** start **

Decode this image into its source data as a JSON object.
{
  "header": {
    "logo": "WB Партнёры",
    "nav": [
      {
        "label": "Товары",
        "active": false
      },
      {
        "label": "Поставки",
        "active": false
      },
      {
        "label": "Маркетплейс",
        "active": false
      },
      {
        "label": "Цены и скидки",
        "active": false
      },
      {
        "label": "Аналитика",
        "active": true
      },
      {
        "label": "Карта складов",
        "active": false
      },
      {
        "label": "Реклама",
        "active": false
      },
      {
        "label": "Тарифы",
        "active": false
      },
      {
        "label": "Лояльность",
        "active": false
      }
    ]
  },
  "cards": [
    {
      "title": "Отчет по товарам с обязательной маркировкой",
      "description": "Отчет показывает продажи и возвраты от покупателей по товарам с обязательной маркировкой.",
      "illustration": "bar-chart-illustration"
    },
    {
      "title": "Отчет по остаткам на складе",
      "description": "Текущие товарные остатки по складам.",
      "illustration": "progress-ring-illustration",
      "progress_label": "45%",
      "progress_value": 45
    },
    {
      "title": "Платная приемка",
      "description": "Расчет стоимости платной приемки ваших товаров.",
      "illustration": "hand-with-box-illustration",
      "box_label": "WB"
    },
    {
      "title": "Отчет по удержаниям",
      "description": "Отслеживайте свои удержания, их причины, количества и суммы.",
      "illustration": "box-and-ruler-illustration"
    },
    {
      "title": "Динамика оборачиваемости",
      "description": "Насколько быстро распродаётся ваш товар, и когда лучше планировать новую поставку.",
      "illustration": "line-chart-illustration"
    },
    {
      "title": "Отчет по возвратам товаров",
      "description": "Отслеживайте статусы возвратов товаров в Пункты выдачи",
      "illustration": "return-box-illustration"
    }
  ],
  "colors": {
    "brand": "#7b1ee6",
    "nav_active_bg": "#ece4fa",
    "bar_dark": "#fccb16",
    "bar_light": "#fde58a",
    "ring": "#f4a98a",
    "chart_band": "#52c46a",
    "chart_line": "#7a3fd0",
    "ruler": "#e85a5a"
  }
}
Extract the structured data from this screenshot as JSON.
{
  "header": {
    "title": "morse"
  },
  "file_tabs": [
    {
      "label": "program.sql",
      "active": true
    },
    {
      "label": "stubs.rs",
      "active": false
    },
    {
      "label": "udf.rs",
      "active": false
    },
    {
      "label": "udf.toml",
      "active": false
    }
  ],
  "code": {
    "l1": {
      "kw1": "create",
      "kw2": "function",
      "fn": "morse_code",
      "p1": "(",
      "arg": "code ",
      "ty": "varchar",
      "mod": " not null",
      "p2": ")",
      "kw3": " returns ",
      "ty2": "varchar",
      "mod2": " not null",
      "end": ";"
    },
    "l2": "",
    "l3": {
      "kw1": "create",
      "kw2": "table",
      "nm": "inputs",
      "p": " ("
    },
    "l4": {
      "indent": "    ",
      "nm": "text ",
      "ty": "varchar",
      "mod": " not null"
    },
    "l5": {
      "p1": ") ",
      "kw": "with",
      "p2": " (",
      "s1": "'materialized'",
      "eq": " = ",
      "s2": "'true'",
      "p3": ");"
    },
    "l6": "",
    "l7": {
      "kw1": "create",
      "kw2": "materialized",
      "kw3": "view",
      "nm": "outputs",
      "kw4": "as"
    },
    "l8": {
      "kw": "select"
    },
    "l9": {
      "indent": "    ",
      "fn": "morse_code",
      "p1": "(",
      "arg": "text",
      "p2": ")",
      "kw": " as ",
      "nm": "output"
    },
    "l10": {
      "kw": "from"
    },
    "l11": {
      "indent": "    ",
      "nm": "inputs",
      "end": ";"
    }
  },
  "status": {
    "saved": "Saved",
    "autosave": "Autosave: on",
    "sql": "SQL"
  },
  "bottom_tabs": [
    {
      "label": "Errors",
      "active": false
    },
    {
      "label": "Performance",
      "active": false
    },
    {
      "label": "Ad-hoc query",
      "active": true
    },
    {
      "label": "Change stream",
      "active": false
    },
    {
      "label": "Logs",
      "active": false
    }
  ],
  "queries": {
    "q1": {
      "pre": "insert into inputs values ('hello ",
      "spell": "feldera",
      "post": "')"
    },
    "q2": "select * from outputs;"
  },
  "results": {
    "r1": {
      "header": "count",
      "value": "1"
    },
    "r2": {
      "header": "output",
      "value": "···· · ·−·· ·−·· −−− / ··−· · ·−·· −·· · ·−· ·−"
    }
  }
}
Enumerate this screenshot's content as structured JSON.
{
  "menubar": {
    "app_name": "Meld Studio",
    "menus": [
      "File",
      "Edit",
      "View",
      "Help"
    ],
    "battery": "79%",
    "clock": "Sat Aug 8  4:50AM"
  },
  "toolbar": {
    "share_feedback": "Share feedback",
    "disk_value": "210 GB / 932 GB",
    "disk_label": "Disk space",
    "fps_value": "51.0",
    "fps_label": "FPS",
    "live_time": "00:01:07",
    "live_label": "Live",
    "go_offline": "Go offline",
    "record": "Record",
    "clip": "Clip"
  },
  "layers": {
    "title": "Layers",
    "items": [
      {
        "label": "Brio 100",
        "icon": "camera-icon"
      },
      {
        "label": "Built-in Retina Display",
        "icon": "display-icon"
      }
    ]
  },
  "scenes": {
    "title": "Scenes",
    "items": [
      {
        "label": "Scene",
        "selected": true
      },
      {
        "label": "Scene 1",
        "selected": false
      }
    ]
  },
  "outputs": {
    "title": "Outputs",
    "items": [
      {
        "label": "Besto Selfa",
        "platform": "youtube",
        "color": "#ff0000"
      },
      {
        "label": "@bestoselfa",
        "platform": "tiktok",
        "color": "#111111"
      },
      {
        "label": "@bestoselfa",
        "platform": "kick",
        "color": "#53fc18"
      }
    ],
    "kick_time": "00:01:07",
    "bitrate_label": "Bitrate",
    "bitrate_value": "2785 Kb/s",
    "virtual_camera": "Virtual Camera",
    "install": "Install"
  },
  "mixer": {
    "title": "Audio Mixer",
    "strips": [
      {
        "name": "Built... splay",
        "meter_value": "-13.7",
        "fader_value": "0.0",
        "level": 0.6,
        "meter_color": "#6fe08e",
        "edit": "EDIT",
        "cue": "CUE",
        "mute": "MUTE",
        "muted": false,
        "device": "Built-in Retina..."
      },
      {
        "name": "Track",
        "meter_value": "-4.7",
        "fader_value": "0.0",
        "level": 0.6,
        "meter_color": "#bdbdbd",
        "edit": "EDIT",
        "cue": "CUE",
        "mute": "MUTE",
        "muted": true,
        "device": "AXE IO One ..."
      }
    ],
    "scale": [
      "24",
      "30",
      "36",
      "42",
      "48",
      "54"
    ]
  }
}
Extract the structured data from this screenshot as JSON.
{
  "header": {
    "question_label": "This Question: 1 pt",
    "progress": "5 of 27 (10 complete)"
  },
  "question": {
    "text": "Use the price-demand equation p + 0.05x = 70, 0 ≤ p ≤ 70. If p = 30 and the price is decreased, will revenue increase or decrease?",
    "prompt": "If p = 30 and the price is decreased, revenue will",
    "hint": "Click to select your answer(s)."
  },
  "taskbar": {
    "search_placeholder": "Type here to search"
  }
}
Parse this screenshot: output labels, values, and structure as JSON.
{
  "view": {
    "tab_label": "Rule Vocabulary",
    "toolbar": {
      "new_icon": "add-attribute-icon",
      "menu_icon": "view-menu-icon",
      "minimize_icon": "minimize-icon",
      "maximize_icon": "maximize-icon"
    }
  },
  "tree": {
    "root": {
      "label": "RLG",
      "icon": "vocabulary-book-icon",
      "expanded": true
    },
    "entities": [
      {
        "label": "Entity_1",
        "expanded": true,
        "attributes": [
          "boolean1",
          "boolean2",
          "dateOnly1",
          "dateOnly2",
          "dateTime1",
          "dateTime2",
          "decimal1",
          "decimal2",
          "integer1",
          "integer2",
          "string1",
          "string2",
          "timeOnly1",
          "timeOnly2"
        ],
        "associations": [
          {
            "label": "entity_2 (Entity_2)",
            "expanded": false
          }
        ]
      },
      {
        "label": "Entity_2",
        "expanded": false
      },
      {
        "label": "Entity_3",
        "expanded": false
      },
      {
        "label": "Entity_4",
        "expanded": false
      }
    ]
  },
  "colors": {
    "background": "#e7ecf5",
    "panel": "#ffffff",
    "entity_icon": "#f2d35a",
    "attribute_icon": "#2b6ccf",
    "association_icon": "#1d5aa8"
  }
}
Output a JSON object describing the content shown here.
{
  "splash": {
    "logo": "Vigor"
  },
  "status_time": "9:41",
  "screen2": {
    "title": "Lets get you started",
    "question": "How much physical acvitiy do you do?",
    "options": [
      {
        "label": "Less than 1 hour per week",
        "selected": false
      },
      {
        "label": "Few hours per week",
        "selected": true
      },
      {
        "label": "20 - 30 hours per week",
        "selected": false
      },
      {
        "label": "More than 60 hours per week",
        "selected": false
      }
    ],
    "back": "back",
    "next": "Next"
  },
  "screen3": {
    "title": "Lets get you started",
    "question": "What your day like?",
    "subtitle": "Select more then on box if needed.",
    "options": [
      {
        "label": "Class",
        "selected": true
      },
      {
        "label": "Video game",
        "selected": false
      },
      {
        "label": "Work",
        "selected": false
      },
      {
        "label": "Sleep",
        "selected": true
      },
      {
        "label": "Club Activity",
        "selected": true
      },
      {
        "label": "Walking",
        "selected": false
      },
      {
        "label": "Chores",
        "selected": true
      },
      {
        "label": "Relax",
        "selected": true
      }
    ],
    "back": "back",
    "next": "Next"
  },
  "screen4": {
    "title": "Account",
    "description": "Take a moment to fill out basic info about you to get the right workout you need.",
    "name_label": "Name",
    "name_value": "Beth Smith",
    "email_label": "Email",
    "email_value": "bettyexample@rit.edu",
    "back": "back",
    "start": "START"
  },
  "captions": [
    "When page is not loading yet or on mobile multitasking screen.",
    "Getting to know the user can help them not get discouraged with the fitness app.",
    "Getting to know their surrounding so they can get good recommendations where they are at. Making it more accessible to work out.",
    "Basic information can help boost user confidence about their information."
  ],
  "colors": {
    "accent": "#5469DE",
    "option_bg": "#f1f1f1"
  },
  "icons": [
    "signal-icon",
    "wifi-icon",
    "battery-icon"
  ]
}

** end **

How many lines of the records contain the string "ruler"? Respond with the number alone.

FINISHED EXERCISE:
2